# start of LISTED ENTRIES

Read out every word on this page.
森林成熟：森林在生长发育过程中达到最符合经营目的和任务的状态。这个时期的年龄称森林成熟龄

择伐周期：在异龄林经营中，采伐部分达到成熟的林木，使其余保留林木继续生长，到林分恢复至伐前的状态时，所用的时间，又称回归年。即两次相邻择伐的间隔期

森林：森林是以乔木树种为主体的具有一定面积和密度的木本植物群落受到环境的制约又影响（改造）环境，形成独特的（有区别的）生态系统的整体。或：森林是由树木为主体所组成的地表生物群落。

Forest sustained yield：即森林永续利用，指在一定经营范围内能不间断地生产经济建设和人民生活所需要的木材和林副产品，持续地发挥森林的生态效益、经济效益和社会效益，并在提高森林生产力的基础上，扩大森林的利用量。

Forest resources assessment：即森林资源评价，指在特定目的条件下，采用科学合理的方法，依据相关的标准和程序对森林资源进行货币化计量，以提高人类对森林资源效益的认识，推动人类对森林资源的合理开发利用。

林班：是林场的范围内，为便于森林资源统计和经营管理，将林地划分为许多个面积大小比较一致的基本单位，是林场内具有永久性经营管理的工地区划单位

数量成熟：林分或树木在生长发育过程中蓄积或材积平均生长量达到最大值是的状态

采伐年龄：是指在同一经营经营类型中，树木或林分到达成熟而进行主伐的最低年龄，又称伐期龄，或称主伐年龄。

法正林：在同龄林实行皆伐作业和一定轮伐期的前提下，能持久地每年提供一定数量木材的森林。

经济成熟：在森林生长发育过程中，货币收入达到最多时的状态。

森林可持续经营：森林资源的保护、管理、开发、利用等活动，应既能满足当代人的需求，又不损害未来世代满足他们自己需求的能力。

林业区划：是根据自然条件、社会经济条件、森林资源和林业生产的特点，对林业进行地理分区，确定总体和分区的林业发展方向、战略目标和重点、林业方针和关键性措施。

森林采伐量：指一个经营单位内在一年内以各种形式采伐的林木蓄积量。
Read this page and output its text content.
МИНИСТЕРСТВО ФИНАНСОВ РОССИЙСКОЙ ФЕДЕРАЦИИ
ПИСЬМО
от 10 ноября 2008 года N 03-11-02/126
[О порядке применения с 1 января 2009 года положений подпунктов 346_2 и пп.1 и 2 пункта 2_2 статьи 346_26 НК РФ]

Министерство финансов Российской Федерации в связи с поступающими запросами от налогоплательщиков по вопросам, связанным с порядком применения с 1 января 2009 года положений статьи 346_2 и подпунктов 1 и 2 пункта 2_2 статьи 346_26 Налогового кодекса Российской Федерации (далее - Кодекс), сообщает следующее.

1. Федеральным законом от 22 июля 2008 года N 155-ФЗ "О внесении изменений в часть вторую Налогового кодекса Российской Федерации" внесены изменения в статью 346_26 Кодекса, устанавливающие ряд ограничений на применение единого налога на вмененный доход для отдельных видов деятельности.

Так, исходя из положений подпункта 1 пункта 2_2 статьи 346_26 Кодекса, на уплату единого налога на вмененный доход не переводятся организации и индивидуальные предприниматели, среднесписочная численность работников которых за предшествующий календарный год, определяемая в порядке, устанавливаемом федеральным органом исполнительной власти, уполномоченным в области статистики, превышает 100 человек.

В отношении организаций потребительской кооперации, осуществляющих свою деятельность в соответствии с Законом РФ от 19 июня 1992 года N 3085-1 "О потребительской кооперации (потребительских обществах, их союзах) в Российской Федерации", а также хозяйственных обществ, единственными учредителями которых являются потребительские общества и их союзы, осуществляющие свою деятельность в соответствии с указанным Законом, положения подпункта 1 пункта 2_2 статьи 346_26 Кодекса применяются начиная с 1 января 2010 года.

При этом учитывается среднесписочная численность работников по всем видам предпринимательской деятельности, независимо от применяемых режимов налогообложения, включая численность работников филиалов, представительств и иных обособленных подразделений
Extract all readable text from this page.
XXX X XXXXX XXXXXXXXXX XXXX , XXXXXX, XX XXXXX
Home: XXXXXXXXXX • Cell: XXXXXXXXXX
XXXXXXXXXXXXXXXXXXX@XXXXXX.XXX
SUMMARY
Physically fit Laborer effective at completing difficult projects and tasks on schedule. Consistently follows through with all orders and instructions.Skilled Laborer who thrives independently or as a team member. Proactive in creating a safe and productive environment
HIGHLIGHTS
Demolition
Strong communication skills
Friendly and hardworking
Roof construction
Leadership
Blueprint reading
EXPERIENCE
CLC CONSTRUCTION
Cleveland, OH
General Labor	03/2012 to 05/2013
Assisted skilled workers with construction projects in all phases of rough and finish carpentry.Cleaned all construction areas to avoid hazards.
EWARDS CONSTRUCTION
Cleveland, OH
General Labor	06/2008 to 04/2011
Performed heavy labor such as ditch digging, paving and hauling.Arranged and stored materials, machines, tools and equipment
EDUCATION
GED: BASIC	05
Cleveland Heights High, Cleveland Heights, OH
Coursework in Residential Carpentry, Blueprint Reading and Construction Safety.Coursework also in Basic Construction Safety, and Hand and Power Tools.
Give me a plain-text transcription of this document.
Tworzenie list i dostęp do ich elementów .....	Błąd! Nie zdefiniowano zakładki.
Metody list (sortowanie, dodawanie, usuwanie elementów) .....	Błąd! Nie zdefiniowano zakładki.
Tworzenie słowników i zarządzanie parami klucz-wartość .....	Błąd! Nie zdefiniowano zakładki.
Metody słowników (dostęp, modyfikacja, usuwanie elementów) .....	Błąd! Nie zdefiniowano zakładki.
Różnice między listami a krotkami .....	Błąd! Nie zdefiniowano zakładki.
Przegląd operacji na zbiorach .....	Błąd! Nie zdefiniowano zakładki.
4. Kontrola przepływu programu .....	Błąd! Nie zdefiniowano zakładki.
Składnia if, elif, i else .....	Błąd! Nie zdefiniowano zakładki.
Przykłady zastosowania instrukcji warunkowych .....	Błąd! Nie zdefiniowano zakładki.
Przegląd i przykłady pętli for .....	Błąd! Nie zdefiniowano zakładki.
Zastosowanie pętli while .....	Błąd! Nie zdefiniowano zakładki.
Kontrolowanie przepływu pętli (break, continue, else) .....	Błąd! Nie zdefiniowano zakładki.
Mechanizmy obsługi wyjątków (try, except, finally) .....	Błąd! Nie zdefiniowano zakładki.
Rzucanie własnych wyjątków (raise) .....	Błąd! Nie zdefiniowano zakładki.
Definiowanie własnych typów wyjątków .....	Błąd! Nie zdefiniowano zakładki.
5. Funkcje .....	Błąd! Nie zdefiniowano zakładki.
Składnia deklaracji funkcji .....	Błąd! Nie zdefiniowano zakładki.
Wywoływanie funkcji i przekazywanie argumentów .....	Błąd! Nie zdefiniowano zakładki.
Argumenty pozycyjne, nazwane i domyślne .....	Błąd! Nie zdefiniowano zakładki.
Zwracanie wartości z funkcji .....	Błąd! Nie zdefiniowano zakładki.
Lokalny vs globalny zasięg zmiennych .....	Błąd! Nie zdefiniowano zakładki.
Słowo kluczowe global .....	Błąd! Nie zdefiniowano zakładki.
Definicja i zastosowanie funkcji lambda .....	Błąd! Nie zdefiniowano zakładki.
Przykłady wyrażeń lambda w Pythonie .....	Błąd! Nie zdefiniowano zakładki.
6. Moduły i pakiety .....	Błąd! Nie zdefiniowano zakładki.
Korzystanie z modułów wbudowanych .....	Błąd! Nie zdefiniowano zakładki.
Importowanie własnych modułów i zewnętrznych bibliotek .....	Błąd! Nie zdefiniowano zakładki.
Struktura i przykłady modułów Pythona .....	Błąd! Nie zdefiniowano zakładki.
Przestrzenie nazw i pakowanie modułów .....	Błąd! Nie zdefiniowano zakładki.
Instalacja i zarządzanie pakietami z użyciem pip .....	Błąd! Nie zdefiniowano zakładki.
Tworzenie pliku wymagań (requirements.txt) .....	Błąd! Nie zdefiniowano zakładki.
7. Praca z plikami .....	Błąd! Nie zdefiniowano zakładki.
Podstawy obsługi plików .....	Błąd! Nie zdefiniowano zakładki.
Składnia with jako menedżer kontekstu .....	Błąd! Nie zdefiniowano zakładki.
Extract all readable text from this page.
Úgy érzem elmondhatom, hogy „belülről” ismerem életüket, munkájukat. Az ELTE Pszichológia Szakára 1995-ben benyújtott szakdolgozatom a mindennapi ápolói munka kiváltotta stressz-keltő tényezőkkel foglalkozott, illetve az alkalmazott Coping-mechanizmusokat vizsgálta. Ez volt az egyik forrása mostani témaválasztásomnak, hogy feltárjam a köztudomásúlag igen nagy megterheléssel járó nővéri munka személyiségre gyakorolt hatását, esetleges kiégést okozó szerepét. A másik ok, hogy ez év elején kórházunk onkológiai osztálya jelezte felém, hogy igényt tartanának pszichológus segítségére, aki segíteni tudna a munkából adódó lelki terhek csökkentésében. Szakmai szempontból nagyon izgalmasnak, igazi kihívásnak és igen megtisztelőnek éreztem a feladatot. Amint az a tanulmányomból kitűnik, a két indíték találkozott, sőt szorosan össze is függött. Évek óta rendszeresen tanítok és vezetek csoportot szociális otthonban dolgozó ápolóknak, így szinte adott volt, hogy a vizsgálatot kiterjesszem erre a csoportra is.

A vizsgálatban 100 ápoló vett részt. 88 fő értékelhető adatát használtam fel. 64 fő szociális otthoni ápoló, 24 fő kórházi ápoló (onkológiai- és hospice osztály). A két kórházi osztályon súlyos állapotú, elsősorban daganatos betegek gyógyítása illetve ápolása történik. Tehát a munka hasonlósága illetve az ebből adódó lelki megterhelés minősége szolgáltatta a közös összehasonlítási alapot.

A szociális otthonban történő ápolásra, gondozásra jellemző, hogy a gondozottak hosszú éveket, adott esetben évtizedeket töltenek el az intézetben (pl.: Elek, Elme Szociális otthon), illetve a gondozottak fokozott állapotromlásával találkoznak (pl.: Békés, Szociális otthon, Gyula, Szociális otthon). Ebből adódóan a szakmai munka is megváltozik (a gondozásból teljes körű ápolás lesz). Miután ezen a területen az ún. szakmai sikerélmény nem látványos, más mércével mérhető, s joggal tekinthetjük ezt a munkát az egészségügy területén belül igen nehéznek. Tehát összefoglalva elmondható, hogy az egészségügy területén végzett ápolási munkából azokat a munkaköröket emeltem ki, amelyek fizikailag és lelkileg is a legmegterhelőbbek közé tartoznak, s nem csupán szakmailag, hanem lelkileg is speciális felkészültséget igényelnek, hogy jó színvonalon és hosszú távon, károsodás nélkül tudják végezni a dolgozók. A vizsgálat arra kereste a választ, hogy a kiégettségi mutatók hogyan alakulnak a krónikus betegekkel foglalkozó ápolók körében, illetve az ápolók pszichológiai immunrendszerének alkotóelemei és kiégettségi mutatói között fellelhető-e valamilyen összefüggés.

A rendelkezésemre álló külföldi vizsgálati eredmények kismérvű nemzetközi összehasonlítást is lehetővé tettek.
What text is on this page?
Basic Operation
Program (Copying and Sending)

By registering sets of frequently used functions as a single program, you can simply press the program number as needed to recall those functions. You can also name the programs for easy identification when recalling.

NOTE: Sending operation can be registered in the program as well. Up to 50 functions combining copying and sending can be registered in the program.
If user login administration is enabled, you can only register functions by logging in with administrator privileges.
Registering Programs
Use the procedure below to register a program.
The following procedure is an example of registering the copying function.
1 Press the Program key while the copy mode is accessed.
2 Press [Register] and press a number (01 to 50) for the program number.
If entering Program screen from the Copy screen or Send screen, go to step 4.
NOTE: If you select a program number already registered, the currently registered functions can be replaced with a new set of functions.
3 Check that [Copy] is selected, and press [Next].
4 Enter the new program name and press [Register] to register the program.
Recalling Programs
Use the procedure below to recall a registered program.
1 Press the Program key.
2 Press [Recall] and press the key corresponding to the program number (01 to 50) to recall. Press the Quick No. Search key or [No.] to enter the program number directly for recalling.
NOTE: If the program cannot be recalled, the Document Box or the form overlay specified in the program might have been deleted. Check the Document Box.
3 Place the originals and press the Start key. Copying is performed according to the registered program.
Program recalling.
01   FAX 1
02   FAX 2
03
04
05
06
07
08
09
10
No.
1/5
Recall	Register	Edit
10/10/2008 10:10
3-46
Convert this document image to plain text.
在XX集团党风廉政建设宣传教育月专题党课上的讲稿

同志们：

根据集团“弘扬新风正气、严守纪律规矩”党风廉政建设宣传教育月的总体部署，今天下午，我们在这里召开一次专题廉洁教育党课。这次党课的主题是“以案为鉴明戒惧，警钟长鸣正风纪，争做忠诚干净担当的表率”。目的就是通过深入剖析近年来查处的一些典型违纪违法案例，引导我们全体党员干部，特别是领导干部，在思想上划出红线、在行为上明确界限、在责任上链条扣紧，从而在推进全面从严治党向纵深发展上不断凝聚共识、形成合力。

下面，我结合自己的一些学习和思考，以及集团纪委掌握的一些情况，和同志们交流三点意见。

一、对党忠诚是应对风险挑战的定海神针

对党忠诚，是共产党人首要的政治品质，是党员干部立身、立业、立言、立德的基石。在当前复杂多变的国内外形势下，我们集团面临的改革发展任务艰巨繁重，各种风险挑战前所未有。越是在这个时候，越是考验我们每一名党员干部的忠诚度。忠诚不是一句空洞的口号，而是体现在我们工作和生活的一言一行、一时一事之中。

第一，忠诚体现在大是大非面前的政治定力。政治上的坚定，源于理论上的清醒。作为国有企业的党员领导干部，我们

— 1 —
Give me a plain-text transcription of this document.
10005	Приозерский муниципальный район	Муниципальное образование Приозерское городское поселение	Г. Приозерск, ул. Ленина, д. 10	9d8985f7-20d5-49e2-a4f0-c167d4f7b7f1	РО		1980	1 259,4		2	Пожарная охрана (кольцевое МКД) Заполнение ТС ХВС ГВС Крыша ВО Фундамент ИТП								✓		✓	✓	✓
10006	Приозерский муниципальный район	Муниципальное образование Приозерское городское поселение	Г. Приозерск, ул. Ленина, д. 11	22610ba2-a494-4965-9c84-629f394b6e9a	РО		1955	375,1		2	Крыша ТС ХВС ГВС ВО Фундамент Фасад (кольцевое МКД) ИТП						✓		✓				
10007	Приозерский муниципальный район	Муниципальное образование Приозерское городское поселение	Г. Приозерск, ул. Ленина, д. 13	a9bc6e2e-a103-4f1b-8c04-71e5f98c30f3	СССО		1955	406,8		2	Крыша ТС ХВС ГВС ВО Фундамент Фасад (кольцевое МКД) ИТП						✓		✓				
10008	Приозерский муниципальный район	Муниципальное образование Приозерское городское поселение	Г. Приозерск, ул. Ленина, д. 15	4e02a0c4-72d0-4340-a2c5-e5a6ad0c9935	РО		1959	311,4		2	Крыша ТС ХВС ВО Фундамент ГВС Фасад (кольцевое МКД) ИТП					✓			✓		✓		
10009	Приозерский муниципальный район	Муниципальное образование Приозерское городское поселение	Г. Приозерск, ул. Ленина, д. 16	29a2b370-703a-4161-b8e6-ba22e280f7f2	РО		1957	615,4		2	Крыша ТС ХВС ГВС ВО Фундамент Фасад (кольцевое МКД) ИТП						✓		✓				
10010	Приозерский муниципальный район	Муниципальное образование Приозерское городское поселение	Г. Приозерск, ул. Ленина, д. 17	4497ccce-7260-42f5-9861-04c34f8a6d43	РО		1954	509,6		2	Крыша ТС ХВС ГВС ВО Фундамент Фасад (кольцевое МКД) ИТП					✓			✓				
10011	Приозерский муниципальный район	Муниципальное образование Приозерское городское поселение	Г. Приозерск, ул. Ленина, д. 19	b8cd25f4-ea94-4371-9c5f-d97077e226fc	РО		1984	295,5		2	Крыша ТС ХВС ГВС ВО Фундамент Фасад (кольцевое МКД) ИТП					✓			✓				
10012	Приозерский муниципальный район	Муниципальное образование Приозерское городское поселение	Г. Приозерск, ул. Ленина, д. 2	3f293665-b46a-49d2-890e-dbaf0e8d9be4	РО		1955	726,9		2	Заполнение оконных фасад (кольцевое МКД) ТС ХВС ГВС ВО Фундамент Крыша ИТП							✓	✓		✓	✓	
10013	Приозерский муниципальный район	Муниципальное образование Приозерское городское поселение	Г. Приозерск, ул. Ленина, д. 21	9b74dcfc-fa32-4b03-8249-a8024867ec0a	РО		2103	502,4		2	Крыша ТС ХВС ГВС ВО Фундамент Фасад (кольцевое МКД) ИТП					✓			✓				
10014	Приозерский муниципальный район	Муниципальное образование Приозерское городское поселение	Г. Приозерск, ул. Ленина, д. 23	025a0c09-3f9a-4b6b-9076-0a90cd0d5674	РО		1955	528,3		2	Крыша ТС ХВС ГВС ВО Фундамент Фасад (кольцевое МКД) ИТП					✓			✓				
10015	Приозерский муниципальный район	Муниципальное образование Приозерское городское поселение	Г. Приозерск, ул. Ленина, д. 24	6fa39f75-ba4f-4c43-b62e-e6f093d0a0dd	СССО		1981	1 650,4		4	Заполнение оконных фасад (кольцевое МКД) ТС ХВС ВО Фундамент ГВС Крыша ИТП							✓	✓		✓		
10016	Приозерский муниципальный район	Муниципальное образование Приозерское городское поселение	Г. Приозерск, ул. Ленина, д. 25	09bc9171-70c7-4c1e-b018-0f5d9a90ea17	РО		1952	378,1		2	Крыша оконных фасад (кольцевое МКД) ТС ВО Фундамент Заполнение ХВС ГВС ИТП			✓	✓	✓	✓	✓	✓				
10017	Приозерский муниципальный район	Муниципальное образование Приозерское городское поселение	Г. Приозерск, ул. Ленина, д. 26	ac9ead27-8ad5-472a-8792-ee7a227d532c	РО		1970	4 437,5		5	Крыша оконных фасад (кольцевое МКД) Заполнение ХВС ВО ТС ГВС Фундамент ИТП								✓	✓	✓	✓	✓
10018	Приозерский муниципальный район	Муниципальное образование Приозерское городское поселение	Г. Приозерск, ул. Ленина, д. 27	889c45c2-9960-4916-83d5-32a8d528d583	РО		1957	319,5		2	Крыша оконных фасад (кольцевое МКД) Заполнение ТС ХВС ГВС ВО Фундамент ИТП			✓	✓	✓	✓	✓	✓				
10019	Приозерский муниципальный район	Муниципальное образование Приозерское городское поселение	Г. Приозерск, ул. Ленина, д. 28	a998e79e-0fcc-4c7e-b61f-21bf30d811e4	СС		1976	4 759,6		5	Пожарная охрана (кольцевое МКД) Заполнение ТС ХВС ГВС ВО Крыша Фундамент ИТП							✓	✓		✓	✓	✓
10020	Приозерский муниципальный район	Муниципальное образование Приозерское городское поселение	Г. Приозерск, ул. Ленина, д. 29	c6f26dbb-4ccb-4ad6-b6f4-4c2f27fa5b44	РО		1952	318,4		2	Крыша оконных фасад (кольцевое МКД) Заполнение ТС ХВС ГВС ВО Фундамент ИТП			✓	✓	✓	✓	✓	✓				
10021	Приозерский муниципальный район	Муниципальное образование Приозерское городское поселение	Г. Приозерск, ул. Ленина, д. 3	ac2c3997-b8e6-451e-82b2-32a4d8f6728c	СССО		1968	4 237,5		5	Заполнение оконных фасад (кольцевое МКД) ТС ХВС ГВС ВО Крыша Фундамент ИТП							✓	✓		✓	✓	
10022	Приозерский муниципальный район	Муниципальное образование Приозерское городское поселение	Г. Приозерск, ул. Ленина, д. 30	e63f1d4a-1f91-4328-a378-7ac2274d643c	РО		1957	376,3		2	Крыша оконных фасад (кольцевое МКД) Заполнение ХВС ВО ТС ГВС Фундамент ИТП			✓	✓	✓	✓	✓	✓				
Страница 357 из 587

# end of LISTED ENTRIES

▸ WHAT TO WORK ON
Reproduce each line of the material containing the word "деятельности".

▸ SOLUTION FOR THIS PROBLEM
1. Федеральным законом от 22 июля 2008 года N 155-ФЗ "О внесении изменений в часть вторую Налогового кодекса Российской Федерации" внесены изменения в статью 346_26 Кодекса, устанавливающие ряд ограничений на применение единого налога на вмененный доход для отдельных видов деятельности.
При этом учитывается среднесписочная численность работников по всем видам предпринимательской деятельности, независимо от применяемых режимов налогообложения, включая численность работников филиалов, представительств и иных обособленных подразделений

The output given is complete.